### Short task
Can the data below be set down again exactly, line for line?

[Rows from a dataset]

________________________________________

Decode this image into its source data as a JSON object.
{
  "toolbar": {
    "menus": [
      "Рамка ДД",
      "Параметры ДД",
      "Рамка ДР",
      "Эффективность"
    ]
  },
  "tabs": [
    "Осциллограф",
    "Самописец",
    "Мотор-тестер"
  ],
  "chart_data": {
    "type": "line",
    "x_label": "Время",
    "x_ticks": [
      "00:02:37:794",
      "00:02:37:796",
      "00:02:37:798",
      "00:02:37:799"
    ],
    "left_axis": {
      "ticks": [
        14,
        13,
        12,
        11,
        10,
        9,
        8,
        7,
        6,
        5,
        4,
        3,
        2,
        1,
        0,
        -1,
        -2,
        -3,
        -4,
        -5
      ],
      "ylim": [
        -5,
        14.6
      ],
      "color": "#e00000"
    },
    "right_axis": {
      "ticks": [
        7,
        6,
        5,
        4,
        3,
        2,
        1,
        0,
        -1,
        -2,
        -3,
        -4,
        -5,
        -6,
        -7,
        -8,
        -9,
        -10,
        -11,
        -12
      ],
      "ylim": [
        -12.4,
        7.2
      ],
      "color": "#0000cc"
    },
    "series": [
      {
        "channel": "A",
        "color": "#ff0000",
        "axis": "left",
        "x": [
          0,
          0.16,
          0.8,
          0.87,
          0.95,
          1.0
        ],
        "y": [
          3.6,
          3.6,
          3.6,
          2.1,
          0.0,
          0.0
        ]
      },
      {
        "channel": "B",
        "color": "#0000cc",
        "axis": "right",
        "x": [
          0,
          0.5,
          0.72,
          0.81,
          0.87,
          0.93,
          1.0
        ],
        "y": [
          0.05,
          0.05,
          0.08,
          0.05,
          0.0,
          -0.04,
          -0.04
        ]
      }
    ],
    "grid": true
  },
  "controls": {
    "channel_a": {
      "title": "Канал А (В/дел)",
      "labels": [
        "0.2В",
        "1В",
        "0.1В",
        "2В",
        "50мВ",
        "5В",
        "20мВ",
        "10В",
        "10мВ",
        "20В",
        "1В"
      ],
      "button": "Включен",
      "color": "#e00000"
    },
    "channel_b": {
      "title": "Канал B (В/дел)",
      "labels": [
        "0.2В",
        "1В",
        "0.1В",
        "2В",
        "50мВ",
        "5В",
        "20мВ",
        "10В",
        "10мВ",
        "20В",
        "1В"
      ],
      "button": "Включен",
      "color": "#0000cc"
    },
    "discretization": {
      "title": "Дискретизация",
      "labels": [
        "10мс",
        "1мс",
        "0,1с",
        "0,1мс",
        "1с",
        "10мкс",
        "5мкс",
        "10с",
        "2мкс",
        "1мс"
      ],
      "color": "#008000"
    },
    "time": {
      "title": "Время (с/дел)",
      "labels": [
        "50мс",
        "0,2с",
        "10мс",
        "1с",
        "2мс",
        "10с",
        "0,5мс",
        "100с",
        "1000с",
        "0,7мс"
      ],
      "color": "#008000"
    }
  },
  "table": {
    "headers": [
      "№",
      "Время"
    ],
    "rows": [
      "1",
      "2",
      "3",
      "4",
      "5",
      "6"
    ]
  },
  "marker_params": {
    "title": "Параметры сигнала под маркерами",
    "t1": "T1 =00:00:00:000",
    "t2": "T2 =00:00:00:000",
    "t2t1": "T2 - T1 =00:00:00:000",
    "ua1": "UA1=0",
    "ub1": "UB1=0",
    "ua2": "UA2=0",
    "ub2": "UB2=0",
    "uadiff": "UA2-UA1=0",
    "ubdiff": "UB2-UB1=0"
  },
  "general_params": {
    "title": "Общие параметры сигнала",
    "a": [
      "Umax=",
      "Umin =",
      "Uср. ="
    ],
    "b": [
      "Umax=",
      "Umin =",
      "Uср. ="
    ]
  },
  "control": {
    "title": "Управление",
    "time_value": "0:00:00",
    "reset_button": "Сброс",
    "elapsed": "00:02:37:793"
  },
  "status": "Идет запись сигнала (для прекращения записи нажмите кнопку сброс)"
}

________________________________________

### Output for this exercise
Decode this image into its source data as a JSON object.
{
  "toolbar": {
    "menus": [
      "Рамка ДД",
      "Параметры ДД",
      "Рамка ДР",
      "Эффективность"
    ]
  },
  "tabs": [
    "Осциллограф",
    "Самописец",
    "Мотор-тестер"
  ],
  "chart_data": {
    "type": "line",
    "x_label": "Время",
    "x_ticks": [
      "00:02:37:794",
      "00:02:37:796",
      "00:02:37:798",
      "00:02:37:799"
    ],
    "left_axis": {
      "ticks": [
        14,
        13,
        12,
        11,
        10,
        9,
        8,
        7,
        6,
        5,
        4,
        3,
        2,
        1,
        0,
        -1,
        -2,
        -3,
        -4,
        -5
      ],
      "ylim": [
        -5,
        14.6
      ],
      "color": "#e00000"
    },
    "right_axis": {
      "ticks": [
        7,
        6,
        5,
        4,
        3,
        2,
        1,
        0,
        -1,
        -2,
        -3,
        -4,
        -5,
        -6,
        -7,
        -8,
        -9,
        -10,
        -11,
        -12
      ],
      "ylim": [
        -12.4,
        7.2
      ],
      "color": "#0000cc"
    },
    "series": [
      {
        "channel": "A",
        "color": "#ff0000",
        "axis": "left",
        "x": [
          0,
          0.16,
          0.8,
          0.87,
          0.95,
          1.0
        ],
        "y": [
          3.6,
          3.6,
          3.6,
          2.1,
          0.0,
          0.0
        ]
      },
      {
        "channel": "B",
        "color": "#0000cc",
        "axis": "right",
        "x": [
          0,
          0.5,
          0.72,
          0.81,
          0.87,
          0.93,
          1.0
        ],
        "y": [
          0.05,
          0.05,
          0.08,
          0.05,
          0.0,
          -0.04,
          -0.04
        ]
      }
    ],
    "grid": true
  },
  "controls": {
    "channel_a": {
      "title": "Канал А (В/дел)",
      "labels": [
        "0.2В",
        "1В",
        "0.1В",
        "2В",
        "50мВ",
        "5В",
        "20мВ",
        "10В",
        "10мВ",
        "20В",
        "1В"
      ],
      "button": "Включен",
      "color": "#e00000"
    },
    "channel_b": {
      "title": "Канал B (В/дел)",
      "labels": [
        "0.2В",
        "1В",
        "0.1В",
        "2В",
        "50мВ",
        "5В",
        "20мВ",
        "10В",
        "10мВ",
        "20В",
        "1В"
      ],
      "button": "Включен",
      "color": "#0000cc"
    },
    "discretization": {
      "title": "Дискретизация",
      "labels": [
        "10мс",
        "1мс",
        "0,1с",
        "0,1мс",
        "1с",
        "10мкс",
        "5мкс",
        "10с",
        "2мкс",
        "1мс"
      ],
      "color": "#008000"
    },
    "time": {
      "title": "Время (с/дел)",
      "labels": [
        "50мс",
        "0,2с",
        "10мс",
        "1с",
        "2мс",
        "10с",
        "0,5мс",
        "100с",
        "1000с",
        "0,7мс"
      ],
      "color": "#008000"
    }
  },
  "table": {
    "headers": [
      "№",
      "Время"
    ],
    "rows": [
      "1",
      "2",
      "3",
      "4",
      "5",
      "6"
    ]
  },
  "marker_params": {
    "title": "Параметры сигнала под маркерами",
    "t1": "T1 =00:00:00:000",
    "t2": "T2 =00:00:00:000",
    "t2t1": "T2 - T1 =00:00:00:000",
    "ua1": "UA1=0",
    "ub1": "UB1=0",
    "ua2": "UA2=0",
    "ub2": "UB2=0",
    "uadiff": "UA2-UA1=0",
    "ubdiff": "UB2-UB1=0"
  },
  "general_params": {
    "title": "Общие параметры сигнала",
    "a": [
      "Umax=",
      "Umin =",
      "Uср. ="
    ],
    "b": [
      "Umax=",
      "Umin =",
      "Uср. ="
    ]
  },
  "control": {
    "title": "Управление",
    "time_value": "0:00:00",
    "reset_button": "Сброс",
    "elapsed": "00:02:37:793"
  },
  "status": "Идет запись сигнала (для прекращения записи нажмите кнопку сброс)"
}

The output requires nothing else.